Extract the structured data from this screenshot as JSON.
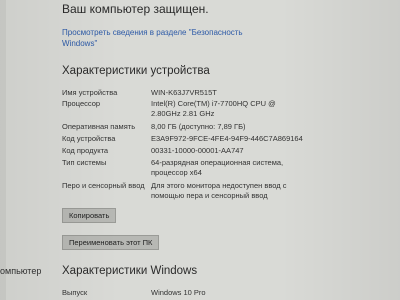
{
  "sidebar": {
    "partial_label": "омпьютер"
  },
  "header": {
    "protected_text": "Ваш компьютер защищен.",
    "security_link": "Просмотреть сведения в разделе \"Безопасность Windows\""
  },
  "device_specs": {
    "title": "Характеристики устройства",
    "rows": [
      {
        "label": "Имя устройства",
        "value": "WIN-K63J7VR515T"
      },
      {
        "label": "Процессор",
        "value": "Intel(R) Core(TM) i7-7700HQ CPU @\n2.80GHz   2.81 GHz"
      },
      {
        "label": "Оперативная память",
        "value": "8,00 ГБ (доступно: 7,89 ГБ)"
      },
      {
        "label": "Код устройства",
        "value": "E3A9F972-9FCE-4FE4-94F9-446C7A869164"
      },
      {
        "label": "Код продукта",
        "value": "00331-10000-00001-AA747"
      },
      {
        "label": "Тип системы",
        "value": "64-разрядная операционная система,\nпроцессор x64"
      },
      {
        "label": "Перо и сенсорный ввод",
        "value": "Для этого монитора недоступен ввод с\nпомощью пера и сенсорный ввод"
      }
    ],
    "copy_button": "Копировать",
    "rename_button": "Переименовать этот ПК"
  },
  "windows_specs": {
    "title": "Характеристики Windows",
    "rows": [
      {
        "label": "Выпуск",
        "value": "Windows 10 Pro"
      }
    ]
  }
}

━━━

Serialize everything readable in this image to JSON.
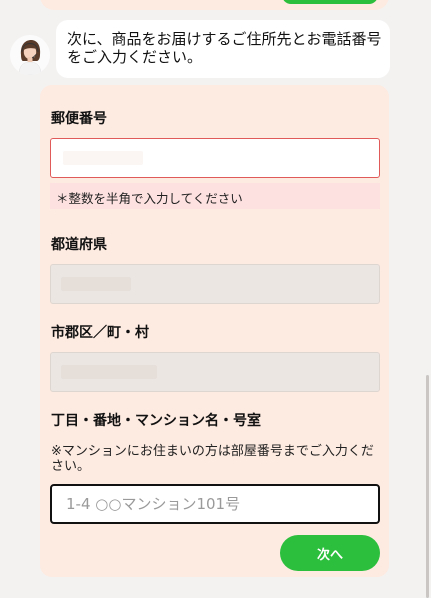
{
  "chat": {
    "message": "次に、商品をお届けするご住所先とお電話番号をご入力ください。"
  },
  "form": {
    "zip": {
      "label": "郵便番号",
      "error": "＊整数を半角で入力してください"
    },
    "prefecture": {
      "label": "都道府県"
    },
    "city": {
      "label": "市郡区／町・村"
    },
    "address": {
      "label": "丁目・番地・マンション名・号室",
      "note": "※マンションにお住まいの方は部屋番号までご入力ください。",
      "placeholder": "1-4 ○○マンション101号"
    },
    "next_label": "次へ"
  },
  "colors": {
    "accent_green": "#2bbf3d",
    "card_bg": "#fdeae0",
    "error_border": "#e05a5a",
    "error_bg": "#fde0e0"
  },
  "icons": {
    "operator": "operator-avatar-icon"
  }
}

━━━

Find how many lines include the string "title" and report that number alone.

**Answer for this exercise**
2